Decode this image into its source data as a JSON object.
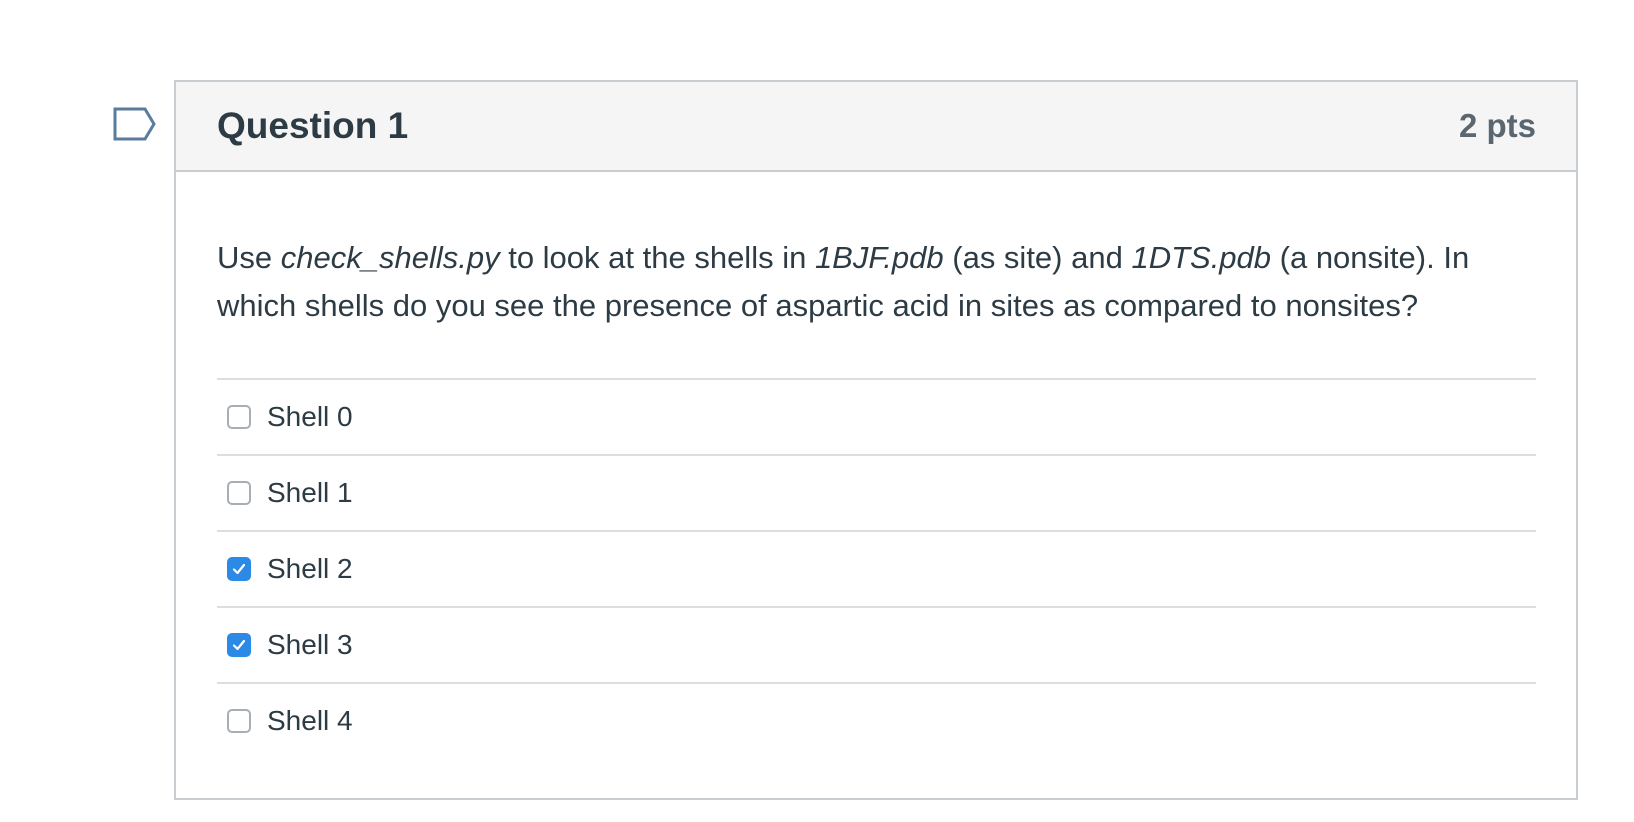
{
  "question": {
    "title": "Question 1",
    "points": "2 pts",
    "text_parts": [
      {
        "text": "Use ",
        "italic": false
      },
      {
        "text": "check_shells.py",
        "italic": true
      },
      {
        "text": " to look at the shells in ",
        "italic": false
      },
      {
        "text": "1BJF.pdb",
        "italic": true
      },
      {
        "text": " (as site) and ",
        "italic": false
      },
      {
        "text": "1DTS.pdb",
        "italic": true
      },
      {
        "text": " (a nonsite). In which shells do you see the presence of aspartic acid in sites as compared to nonsites?",
        "italic": false
      }
    ],
    "answers": [
      {
        "label": "Shell 0",
        "checked": false
      },
      {
        "label": "Shell 1",
        "checked": false
      },
      {
        "label": "Shell 2",
        "checked": true
      },
      {
        "label": "Shell 3",
        "checked": true
      },
      {
        "label": "Shell 4",
        "checked": false
      }
    ]
  },
  "colors": {
    "checkbox_checked": "#2b8ae6",
    "header_background": "#f5f5f5",
    "flag_outline": "#5a7d9e"
  },
  "icons": {
    "flag": "flag-question-icon",
    "check": "check-icon"
  }
}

**GOAL:** Set down all the entries exactly as they appear, but skip any pictures.

**TASK ANSWER:**
Decode this image into its source data as a JSON object.
{
  "question": {
    "title": "Question 1",
    "points": "2 pts",
    "text_parts": [
      {
        "text": "Use ",
        "italic": false
      },
      {
        "text": "check_shells.py",
        "italic": true
      },
      {
        "text": " to look at the shells in ",
        "italic": false
      },
      {
        "text": "1BJF.pdb",
        "italic": true
      },
      {
        "text": " (as site) and ",
        "italic": false
      },
      {
        "text": "1DTS.pdb",
        "italic": true
      },
      {
        "text": " (a nonsite). In which shells do you see the presence of aspartic acid in sites as compared to nonsites?",
        "italic": false
      }
    ],
    "answers": [
      {
        "label": "Shell 0",
        "checked": false
      },
      {
        "label": "Shell 1",
        "checked": false
      },
      {
        "label": "Shell 2",
        "checked": true
      },
      {
        "label": "Shell 3",
        "checked": true
      },
      {
        "label": "Shell 4",
        "checked": false
      }
    ]
  },
  "colors": {
    "checkbox_checked": "#2b8ae6",
    "header_background": "#f5f5f5",
    "flag_outline": "#5a7d9e"
  },
  "icons": {
    "flag": "flag-question-icon",
    "check": "check-icon"
  }
}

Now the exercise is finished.